What you will do :: Print the entire listing. Each line must match the original exactly.

Provided information ::
----
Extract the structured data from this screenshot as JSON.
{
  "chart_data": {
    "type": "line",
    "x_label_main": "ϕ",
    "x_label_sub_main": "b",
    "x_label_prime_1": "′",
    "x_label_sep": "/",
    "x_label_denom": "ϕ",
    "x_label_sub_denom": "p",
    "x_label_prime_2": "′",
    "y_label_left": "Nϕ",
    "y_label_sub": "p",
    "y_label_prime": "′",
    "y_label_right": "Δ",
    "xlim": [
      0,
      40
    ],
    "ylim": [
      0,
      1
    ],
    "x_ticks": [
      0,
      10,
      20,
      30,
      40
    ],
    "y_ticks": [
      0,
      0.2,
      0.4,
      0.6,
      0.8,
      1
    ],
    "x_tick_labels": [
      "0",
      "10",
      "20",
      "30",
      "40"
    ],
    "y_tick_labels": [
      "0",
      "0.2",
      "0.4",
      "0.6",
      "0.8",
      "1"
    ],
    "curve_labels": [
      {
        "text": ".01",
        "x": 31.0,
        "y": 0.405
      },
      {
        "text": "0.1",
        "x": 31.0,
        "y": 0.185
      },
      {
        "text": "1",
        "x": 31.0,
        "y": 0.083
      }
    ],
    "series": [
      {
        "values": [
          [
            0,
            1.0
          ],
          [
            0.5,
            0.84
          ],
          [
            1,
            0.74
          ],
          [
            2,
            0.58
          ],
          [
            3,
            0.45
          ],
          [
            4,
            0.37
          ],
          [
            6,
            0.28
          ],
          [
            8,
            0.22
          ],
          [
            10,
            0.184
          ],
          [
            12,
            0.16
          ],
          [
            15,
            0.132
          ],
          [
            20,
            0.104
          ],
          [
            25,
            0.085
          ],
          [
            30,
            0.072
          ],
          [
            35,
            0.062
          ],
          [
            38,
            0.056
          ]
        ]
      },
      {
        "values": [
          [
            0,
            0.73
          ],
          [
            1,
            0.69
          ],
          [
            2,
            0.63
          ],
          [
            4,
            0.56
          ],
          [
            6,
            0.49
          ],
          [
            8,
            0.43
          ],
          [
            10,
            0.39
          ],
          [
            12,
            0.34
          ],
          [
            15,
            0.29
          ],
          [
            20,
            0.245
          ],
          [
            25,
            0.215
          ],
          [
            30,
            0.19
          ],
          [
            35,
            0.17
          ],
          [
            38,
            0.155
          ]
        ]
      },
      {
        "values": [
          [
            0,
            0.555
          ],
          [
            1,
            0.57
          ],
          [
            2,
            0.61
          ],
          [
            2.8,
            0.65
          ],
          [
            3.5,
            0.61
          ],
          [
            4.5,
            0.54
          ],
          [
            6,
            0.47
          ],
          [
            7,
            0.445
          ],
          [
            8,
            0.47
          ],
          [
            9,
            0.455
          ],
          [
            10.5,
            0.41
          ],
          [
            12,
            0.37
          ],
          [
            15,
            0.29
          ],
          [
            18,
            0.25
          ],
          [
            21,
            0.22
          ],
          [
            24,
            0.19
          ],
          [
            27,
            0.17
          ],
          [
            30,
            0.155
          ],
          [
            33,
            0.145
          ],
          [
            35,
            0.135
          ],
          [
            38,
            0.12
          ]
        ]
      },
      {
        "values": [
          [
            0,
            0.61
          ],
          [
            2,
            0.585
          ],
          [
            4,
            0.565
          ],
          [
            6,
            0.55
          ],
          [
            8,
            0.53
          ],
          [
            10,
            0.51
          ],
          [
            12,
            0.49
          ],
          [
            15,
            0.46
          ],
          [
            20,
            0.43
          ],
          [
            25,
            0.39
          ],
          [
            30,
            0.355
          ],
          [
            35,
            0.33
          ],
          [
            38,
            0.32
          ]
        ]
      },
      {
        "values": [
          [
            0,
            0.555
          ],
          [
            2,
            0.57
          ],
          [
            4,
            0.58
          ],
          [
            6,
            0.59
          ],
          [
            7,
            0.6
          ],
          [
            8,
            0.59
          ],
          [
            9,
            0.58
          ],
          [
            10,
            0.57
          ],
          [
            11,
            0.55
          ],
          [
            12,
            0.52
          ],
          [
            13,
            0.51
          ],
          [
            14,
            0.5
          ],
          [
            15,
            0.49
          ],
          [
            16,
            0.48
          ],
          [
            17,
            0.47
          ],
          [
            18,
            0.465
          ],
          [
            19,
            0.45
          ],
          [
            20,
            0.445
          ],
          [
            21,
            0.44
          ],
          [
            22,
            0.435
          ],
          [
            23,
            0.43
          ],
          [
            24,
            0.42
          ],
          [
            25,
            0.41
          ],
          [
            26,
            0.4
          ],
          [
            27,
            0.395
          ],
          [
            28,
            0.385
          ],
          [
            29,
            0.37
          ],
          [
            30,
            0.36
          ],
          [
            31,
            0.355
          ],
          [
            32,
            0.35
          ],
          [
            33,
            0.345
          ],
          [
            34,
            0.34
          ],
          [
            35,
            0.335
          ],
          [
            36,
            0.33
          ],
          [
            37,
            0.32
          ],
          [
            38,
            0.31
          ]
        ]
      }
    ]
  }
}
----
The solution ::
Extract the structured data from this screenshot as JSON.
{
  "chart_data": {
    "type": "line",
    "x_label_main": "ϕ",
    "x_label_sub_main": "b",
    "x_label_prime_1": "′",
    "x_label_sep": "/",
    "x_label_denom": "ϕ",
    "x_label_sub_denom": "p",
    "x_label_prime_2": "′",
    "y_label_left": "Nϕ",
    "y_label_sub": "p",
    "y_label_prime": "′",
    "y_label_right": "Δ",
    "xlim": [
      0,
      40
    ],
    "ylim": [
      0,
      1
    ],
    "x_ticks": [
      0,
      10,
      20,
      30,
      40
    ],
    "y_ticks": [
      0,
      0.2,
      0.4,
      0.6,
      0.8,
      1
    ],
    "x_tick_labels": [
      "0",
      "10",
      "20",
      "30",
      "40"
    ],
    "y_tick_labels": [
      "0",
      "0.2",
      "0.4",
      "0.6",
      "0.8",
      "1"
    ],
    "curve_labels": [
      {
        "text": ".01",
        "x": 31.0,
        "y": 0.405
      },
      {
        "text": "0.1",
        "x": 31.0,
        "y": 0.185
      },
      {
        "text": "1",
        "x": 31.0,
        "y": 0.083
      }
    ],
    "series": [
      {
        "values": [
          [
            0,
            1.0
          ],
          [
            0.5,
            0.84
          ],
          [
            1,
            0.74
          ],
          [
            2,
            0.58
          ],
          [
            3,
            0.45
          ],
          [
            4,
            0.37
          ],
          [
            6,
            0.28
          ],
          [
            8,
            0.22
          ],
          [
            10,
            0.184
          ],
          [
            12,
            0.16
          ],
          [
            15,
            0.132
          ],
          [
            20,
            0.104
          ],
          [
            25,
            0.085
          ],
          [
            30,
            0.072
          ],
          [
            35,
            0.062
          ],
          [
            38,
            0.056
          ]
        ]
      },
      {
        "values": [
          [
            0,
            0.73
          ],
          [
            1,
            0.69
          ],
          [
            2,
            0.63
          ],
          [
            4,
            0.56
          ],
          [
            6,
            0.49
          ],
          [
            8,
            0.43
          ],
          [
            10,
            0.39
          ],
          [
            12,
            0.34
          ],
          [
            15,
            0.29
          ],
          [
            20,
            0.245
          ],
          [
            25,
            0.215
          ],
          [
            30,
            0.19
          ],
          [
            35,
            0.17
          ],
          [
            38,
            0.155
          ]
        ]
      },
      {
        "values": [
          [
            0,
            0.555
          ],
          [
            1,
            0.57
          ],
          [
            2,
            0.61
          ],
          [
            2.8,
            0.65
          ],
          [
            3.5,
            0.61
          ],
          [
            4.5,
            0.54
          ],
          [
            6,
            0.47
          ],
          [
            7,
            0.445
          ],
          [
            8,
            0.47
          ],
          [
            9,
            0.455
          ],
          [
            10.5,
            0.41
          ],
          [
            12,
            0.37
          ],
          [
            15,
            0.29
          ],
          [
            18,
            0.25
          ],
          [
            21,
            0.22
          ],
          [
            24,
            0.19
          ],
          [
            27,
            0.17
          ],
          [
            30,
            0.155
          ],
          [
            33,
            0.145
          ],
          [
            35,
            0.135
          ],
          [
            38,
            0.12
          ]
        ]
      },
      {
        "values": [
          [
            0,
            0.61
          ],
          [
            2,
            0.585
          ],
          [
            4,
            0.565
          ],
          [
            6,
            0.55
          ],
          [
            8,
            0.53
          ],
          [
            10,
            0.51
          ],
          [
            12,
            0.49
          ],
          [
            15,
            0.46
          ],
          [
            20,
            0.43
          ],
          [
            25,
            0.39
          ],
          [
            30,
            0.355
          ],
          [
            35,
            0.33
          ],
          [
            38,
            0.32
          ]
        ]
      },
      {
        "values": [
          [
            0,
            0.555
          ],
          [
            2,
            0.57
          ],
          [
            4,
            0.58
          ],
          [
            6,
            0.59
          ],
          [
            7,
            0.6
          ],
          [
            8,
            0.59
          ],
          [
            9,
            0.58
          ],
          [
            10,
            0.57
          ],
          [
            11,
            0.55
          ],
          [
            12,
            0.52
          ],
          [
            13,
            0.51
          ],
          [
            14,
            0.5
          ],
          [
            15,
            0.49
          ],
          [
            16,
            0.48
          ],
          [
            17,
            0.47
          ],
          [
            18,
            0.465
          ],
          [
            19,
            0.45
          ],
          [
            20,
            0.445
          ],
          [
            21,
            0.44
          ],
          [
            22,
            0.435
          ],
          [
            23,
            0.43
          ],
          [
            24,
            0.42
          ],
          [
            25,
            0.41
          ],
          [
            26,
            0.4
          ],
          [
            27,
            0.395
          ],
          [
            28,
            0.385
          ],
          [
            29,
            0.37
          ],
          [
            30,
            0.36
          ],
          [
            31,
            0.355
          ],
          [
            32,
            0.35
          ],
          [
            33,
            0.345
          ],
          [
            34,
            0.34
          ],
          [
            35,
            0.335
          ],
          [
            36,
            0.33
          ],
          [
            37,
            0.32
          ],
          [
            38,
            0.31
          ]
        ]
      }
    ]
  }
}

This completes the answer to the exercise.